### [Task details]
Gather the lines that hold the string "such".
[begin Available data]
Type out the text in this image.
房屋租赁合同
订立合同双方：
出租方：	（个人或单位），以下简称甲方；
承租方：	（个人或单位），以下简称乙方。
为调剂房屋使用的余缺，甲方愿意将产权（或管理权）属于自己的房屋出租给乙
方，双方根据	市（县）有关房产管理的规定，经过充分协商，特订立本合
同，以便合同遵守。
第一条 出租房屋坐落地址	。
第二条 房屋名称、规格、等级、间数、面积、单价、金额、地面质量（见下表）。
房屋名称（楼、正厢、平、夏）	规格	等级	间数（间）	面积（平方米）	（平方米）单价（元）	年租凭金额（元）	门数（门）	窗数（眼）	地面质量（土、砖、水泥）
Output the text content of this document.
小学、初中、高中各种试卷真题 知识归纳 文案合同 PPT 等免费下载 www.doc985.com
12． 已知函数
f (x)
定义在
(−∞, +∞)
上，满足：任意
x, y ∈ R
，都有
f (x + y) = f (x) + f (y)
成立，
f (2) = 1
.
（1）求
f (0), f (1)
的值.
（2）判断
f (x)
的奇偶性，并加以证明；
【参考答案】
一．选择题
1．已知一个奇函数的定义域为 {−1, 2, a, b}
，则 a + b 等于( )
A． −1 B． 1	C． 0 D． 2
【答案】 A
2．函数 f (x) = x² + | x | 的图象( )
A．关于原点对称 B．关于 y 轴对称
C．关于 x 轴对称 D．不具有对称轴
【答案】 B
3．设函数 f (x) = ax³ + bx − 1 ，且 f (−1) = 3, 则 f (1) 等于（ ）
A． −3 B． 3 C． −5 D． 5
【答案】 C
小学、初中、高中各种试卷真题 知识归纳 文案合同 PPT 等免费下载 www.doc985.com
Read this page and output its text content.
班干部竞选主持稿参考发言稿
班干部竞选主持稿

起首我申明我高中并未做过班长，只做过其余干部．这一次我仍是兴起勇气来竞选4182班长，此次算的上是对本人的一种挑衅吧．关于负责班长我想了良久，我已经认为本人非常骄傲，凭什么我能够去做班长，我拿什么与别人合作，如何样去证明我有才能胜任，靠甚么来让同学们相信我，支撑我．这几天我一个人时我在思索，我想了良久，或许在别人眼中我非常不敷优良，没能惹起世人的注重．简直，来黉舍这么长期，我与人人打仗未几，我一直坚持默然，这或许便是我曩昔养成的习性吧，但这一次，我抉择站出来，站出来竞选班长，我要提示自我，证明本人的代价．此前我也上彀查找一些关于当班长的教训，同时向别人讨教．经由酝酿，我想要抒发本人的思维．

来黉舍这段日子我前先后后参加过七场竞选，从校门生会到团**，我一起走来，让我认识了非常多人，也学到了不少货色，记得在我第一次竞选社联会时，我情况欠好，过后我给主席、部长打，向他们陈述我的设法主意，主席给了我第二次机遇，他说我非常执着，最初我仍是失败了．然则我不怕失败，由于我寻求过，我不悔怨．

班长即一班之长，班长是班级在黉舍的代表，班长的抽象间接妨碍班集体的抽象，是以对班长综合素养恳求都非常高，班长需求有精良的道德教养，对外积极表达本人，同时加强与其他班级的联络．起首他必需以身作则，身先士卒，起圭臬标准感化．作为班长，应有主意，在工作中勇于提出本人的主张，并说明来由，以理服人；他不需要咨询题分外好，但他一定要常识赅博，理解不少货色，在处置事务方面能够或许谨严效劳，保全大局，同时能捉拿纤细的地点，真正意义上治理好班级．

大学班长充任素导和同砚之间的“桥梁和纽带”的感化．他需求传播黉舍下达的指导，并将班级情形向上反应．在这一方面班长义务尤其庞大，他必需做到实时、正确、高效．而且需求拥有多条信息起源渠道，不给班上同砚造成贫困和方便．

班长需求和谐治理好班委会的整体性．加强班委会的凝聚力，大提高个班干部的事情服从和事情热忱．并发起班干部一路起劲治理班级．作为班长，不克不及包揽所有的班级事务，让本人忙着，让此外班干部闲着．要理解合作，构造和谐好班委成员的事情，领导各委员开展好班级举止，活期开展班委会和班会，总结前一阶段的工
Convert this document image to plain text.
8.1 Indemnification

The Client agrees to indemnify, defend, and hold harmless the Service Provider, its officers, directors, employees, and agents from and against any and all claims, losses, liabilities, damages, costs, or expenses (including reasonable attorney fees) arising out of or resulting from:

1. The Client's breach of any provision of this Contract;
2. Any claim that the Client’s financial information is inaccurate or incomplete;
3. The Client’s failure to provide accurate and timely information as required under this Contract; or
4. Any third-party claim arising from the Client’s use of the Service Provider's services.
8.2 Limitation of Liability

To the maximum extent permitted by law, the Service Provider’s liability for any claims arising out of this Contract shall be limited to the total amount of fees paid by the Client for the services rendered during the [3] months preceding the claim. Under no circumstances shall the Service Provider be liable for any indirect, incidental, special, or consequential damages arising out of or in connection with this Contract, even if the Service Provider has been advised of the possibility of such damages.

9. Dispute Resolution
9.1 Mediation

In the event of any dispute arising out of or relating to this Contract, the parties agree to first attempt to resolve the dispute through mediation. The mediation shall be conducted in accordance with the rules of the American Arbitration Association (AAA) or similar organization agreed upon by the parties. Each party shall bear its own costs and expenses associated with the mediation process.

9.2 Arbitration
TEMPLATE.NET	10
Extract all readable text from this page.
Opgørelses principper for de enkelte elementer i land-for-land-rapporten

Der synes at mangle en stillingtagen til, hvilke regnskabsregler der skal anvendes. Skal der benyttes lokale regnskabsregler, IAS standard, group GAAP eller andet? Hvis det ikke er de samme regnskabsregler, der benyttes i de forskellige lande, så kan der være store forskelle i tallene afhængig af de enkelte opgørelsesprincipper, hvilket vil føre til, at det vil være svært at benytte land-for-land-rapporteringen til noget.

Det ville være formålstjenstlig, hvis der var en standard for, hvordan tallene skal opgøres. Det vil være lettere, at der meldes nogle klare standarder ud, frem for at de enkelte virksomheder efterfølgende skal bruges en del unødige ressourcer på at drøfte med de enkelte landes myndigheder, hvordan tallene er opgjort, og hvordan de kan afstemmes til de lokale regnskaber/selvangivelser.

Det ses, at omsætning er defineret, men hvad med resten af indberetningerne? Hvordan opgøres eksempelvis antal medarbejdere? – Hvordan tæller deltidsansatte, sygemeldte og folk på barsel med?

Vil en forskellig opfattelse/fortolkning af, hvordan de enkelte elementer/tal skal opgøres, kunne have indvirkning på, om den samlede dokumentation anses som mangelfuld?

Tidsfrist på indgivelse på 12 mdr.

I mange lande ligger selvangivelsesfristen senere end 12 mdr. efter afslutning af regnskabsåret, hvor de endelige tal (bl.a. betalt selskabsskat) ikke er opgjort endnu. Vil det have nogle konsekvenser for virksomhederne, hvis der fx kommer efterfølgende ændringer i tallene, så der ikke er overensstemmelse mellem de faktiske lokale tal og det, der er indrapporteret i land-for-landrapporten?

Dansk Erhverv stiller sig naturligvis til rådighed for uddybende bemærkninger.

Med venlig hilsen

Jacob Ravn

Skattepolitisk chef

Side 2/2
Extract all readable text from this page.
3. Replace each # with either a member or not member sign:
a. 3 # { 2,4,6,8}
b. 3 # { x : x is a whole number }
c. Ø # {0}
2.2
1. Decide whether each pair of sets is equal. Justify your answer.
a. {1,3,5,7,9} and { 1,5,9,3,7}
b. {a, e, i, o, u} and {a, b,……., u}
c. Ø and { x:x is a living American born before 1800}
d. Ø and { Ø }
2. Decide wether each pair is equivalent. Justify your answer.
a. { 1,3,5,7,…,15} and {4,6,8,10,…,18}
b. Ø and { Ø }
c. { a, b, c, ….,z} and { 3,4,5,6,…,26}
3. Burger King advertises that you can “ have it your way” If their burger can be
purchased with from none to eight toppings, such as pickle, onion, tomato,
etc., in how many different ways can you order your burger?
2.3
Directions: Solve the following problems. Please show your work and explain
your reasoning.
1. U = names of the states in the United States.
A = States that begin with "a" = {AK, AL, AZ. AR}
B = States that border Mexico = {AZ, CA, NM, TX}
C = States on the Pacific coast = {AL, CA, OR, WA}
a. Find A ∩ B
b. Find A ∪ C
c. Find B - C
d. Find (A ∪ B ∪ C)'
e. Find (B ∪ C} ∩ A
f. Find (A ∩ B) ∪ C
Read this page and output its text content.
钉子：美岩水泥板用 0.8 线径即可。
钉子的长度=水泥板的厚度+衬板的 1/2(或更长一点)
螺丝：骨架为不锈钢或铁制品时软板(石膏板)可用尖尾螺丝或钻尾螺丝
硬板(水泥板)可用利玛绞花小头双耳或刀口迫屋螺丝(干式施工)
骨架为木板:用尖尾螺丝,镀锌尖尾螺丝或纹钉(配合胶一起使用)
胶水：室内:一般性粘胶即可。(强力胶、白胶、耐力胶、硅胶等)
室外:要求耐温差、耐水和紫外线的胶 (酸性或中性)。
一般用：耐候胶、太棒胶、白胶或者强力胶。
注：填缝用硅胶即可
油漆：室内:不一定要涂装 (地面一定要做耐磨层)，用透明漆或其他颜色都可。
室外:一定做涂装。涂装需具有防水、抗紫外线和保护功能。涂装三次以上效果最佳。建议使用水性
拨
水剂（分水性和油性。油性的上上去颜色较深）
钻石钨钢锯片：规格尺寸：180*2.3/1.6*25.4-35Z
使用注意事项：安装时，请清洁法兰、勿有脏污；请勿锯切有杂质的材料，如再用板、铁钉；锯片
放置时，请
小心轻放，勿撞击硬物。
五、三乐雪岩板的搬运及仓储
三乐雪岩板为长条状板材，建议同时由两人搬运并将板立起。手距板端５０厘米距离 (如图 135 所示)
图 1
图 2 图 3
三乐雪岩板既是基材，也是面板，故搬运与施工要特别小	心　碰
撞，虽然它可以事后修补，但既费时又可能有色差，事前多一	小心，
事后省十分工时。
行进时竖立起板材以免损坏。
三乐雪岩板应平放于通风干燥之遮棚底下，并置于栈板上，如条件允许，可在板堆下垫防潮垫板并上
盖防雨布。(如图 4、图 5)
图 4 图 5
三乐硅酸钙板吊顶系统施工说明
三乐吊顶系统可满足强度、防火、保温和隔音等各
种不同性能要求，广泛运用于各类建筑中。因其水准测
[end Available data]
### [Answer to this task]
To the maximum extent permitted by law, the Service Provider’s liability for any claims arising out of this Contract shall be limited to the total amount of fees paid by the Client for the services rendered during the [3] months preceding the claim. Under no circumstances shall the Service Provider be liable for any indirect, incidental, special, or consequential damages arising out of or in connection with this Contract, even if the Service Provider has been advised of the possibility of such damages.
purchased with from none to eight toppings, such as pickle, onion, tomato,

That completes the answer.